SET EXERCISE:
Pick out all lines in the listing holding the string "Standard" and copy them.

= = = =

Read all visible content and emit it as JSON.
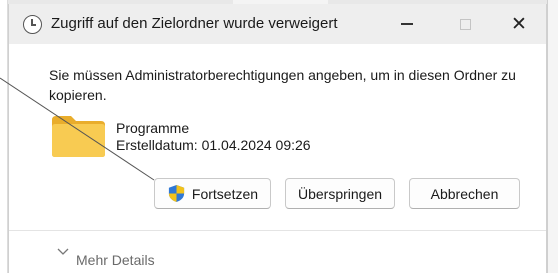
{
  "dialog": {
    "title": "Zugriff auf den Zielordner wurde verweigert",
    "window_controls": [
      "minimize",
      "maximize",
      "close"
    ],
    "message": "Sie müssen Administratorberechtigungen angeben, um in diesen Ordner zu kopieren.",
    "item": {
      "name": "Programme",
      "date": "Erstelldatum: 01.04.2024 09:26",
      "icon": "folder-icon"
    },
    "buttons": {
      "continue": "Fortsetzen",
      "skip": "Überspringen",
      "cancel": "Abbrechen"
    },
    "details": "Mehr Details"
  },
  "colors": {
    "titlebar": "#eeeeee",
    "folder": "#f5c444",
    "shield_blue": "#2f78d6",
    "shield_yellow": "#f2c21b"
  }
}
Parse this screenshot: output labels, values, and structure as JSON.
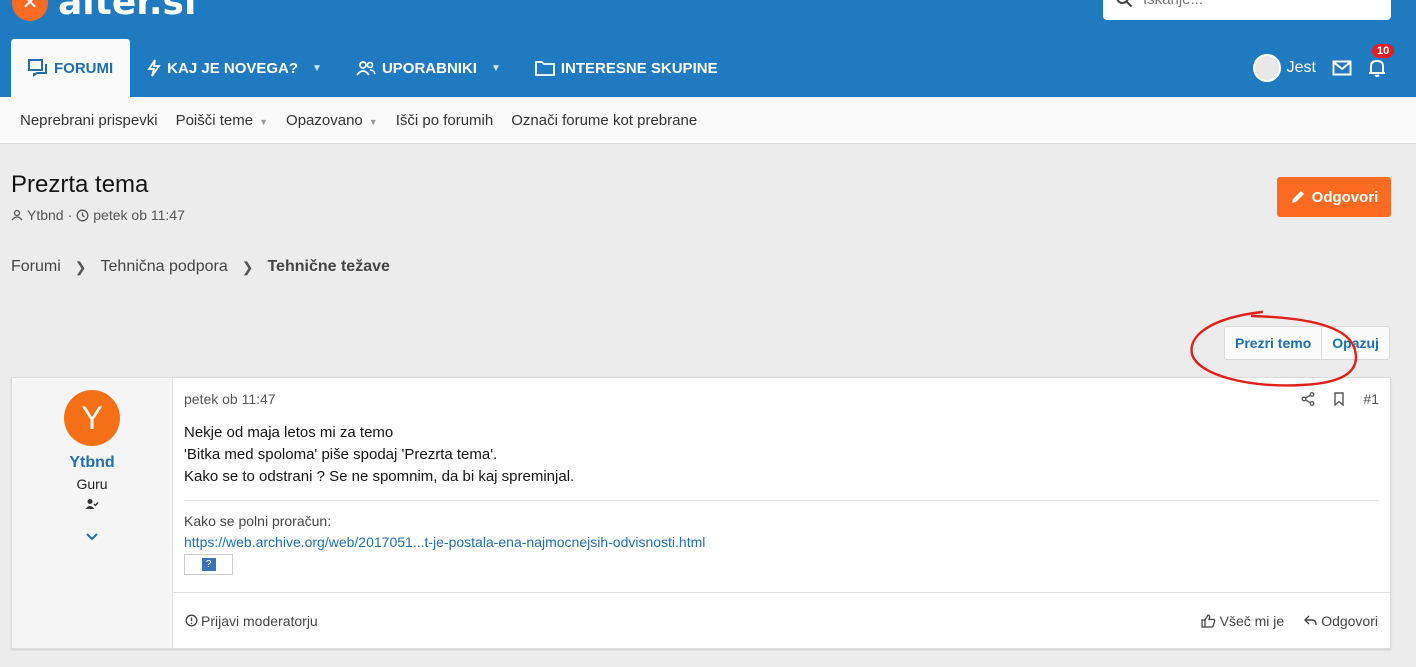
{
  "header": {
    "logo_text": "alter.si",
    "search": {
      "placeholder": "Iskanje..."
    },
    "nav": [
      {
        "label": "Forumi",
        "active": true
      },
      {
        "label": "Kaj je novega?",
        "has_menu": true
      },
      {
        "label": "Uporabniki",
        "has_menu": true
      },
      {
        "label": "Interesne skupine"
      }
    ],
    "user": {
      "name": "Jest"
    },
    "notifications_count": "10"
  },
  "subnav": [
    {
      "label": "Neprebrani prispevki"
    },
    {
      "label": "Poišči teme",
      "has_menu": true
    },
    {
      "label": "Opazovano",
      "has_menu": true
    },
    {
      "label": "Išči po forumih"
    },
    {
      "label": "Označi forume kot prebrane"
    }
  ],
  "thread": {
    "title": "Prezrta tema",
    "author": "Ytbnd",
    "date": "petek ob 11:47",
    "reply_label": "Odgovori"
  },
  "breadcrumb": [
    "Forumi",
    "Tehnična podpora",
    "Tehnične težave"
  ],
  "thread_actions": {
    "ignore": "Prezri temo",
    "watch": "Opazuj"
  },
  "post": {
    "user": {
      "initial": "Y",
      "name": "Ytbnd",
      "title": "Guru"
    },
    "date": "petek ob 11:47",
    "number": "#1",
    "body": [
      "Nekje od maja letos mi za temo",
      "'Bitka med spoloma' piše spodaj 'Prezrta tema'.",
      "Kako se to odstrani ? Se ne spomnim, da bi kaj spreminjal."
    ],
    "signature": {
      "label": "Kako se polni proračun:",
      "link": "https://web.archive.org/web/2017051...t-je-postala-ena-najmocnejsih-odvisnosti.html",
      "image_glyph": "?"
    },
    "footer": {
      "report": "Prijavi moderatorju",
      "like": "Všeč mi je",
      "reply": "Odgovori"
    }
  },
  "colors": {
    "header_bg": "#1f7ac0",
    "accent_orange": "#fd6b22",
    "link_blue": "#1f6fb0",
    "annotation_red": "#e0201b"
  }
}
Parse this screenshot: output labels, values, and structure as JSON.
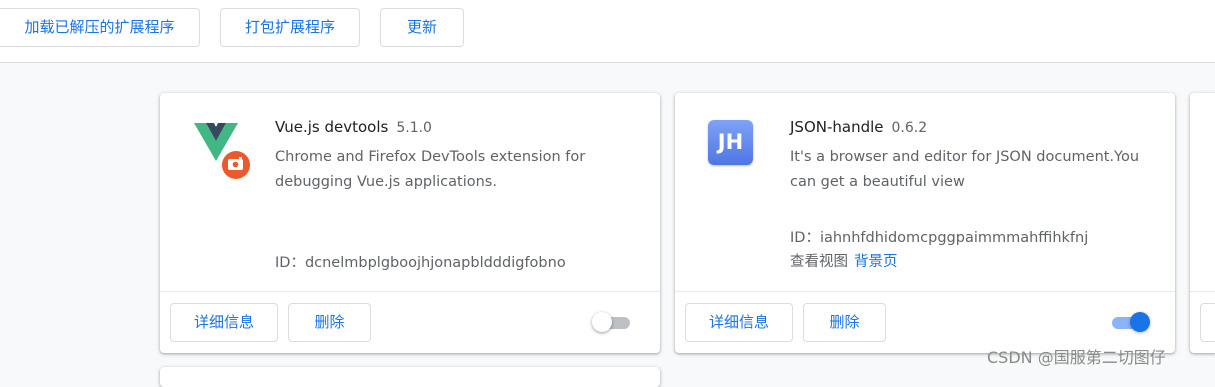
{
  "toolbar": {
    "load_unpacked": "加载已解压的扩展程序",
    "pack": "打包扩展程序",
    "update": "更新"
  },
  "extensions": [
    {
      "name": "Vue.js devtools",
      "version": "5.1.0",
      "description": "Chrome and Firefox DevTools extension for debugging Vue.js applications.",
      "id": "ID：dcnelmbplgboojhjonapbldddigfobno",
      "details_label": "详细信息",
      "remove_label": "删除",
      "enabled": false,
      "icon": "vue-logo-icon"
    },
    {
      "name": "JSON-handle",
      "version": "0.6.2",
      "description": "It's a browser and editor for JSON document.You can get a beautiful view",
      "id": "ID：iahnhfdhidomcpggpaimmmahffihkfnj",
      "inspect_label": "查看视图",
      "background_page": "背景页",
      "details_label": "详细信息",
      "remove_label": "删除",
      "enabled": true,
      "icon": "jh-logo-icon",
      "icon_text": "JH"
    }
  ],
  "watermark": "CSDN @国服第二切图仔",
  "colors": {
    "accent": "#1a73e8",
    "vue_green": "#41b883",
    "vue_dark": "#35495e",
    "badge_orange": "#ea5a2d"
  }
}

= = = =

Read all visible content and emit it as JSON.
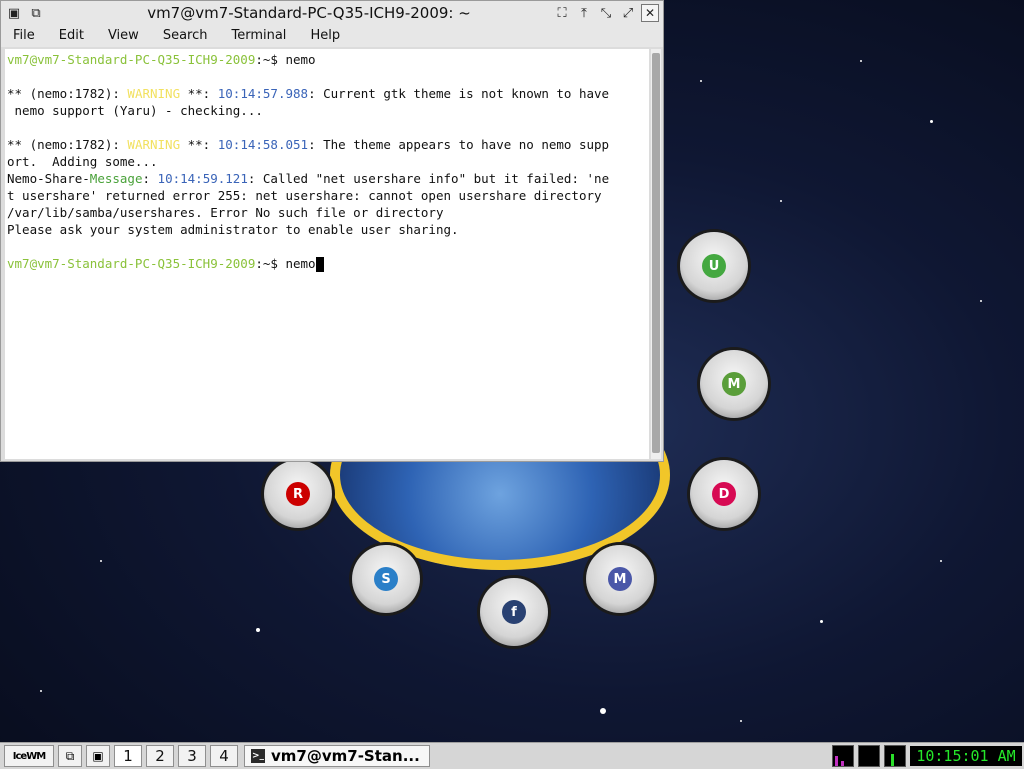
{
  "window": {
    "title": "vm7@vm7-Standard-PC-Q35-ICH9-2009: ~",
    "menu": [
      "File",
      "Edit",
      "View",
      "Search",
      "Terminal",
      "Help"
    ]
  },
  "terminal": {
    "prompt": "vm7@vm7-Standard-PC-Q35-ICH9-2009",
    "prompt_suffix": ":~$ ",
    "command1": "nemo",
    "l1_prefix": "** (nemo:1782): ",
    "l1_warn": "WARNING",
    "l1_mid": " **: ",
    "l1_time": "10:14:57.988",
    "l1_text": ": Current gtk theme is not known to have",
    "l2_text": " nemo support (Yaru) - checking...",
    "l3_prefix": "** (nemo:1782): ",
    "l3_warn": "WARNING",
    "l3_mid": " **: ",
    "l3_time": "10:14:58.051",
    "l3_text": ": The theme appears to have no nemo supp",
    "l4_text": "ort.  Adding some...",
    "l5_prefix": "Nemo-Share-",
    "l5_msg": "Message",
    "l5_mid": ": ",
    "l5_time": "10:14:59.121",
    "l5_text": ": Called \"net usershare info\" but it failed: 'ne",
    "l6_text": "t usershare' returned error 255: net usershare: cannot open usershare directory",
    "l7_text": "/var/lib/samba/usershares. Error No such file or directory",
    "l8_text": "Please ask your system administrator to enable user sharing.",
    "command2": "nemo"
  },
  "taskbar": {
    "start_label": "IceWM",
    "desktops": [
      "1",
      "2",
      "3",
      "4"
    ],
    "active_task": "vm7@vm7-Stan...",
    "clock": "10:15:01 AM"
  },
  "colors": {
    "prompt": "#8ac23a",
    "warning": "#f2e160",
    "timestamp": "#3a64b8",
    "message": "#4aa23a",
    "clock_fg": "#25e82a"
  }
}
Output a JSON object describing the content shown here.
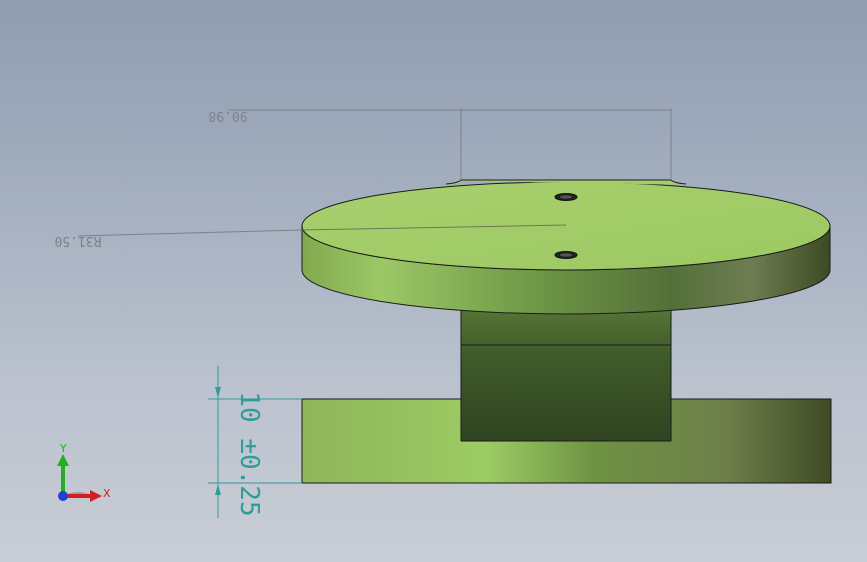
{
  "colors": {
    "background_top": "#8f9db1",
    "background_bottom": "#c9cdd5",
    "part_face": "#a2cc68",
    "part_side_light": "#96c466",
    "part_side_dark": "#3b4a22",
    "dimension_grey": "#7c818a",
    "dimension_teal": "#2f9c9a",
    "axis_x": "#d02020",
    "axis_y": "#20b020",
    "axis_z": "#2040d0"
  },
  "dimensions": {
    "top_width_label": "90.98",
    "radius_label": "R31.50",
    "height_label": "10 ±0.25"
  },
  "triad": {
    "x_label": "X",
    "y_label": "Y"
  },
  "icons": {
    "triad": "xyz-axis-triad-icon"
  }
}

= = = =

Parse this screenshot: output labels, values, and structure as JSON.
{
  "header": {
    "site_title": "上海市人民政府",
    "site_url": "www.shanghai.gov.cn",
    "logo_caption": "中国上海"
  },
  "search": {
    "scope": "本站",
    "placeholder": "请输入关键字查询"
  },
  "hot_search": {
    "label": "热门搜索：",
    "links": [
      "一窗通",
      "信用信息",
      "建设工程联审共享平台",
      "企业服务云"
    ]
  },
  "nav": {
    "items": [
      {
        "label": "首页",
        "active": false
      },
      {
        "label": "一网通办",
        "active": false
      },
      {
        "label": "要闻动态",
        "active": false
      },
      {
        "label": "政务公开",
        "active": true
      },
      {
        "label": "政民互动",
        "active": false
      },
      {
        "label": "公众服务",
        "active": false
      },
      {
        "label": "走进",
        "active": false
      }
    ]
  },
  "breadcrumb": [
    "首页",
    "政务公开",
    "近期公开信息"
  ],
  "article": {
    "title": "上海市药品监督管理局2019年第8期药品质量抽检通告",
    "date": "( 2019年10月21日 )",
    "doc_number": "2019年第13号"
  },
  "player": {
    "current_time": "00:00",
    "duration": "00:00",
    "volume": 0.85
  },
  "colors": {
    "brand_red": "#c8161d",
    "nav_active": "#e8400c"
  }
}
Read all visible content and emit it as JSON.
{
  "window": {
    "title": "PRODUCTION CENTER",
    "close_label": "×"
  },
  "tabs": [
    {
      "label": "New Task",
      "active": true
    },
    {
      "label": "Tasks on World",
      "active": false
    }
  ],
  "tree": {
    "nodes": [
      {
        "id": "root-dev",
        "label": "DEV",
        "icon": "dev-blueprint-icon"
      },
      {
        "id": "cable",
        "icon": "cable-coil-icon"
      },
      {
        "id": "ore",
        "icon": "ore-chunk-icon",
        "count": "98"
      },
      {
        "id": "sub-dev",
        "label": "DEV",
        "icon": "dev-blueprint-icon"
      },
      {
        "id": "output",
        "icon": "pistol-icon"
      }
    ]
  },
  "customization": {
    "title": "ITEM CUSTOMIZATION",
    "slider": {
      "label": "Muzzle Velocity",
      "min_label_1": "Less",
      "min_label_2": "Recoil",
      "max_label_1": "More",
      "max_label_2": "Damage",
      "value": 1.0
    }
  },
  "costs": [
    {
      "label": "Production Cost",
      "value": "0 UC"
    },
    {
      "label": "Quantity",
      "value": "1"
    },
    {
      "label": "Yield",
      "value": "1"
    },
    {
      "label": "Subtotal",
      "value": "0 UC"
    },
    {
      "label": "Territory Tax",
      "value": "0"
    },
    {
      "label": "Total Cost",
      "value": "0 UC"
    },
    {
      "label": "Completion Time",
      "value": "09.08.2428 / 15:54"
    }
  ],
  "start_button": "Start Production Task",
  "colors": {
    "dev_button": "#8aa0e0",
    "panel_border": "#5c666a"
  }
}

= = = =

WORKED ANSWER:
    "title": "vm7@vm7-Standard-PC-Q35-ICH9-2009: ~",
    "prompt": "vm7@vm7-Standard-PC-Q35-ICH9-2009",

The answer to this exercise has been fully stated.